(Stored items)
#####
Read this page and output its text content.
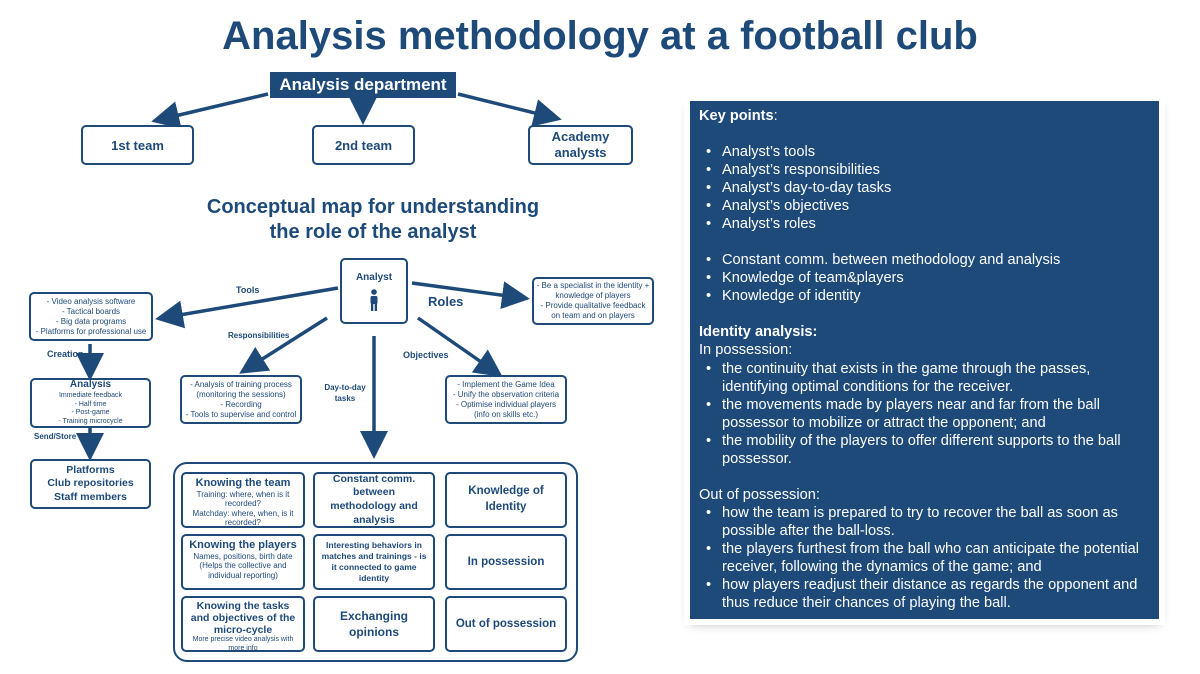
Analysis methodology at a football club
Analysis department
1st team	2nd team
Academy analysts
Conceptual map for understanding
the role of the analyst
Analyst
Tools
Roles
Responsibilities
Objectives
Day-to-day
tasks
Creation
Send/Store
- Video analysis software
- Tactical boards
- Big data programs
- Platforms for professional use
- Be a specialist in the identity +
knowledge of players
- Provide qualitative feedback
on team and on players
- Analysis of training process
(monitoring the sessions)
- Recording
- Tools to supervise and control
- Implement the Game Idea
- Unify the observation criteria
- Optimise individual players
(info on skills etc.)
Analysis
Immediate feedback
- Half time
- Post-game
- Training microcycle
Platforms
Club repositories
Staff members
Knowing the team
Training: where, when is it recorded?
Matchday: where, when, is it recorded?
Constant comm. between methodology and analysis
Knowledge of Identity
Knowing the players
Names, positions, birth date
(Helps the collective and individual reporting)
Interesting behaviors in matches and trainings - is it connected to game identity
In possession
Knowing the tasks and objectives of the micro-cycle
More precise video analysis with more info
Exchanging opinions
Out of possession
Key points:
• Analyst’s tools
• Analyst’s responsibilities
• Analyst’s day-to-day tasks
• Analyst’s objectives
• Analyst’s roles
• Constant comm. between methodology and analysis
• Knowledge of team&players
• Knowledge of identity
Identity analysis:
In possession:
• the continuity that exists in the game through the passes, identifying optimal conditions for the receiver.
• the movements made by players near and far from the ball possessor to mobilize or attract the opponent; and
• the mobility of the players to offer different supports to the ball possessor.
Out of possession:
• how the team is prepared to try to recover the ball as soon as possible after the ball-loss.
• the players furthest from the ball who can anticipate the potential receiver, following the dynamics of the game; and
• how players readjust their distance as regards the opponent and thus reduce their chances of playing the ball.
#####
* **EXERCISE REQUIREMENTS**:
In the entries above, find each line with the string "comm" and copy it.

* **EXERCISE RESPONSE**:
Constant comm. between methodology and analysis
• Constant comm. between methodology and analysis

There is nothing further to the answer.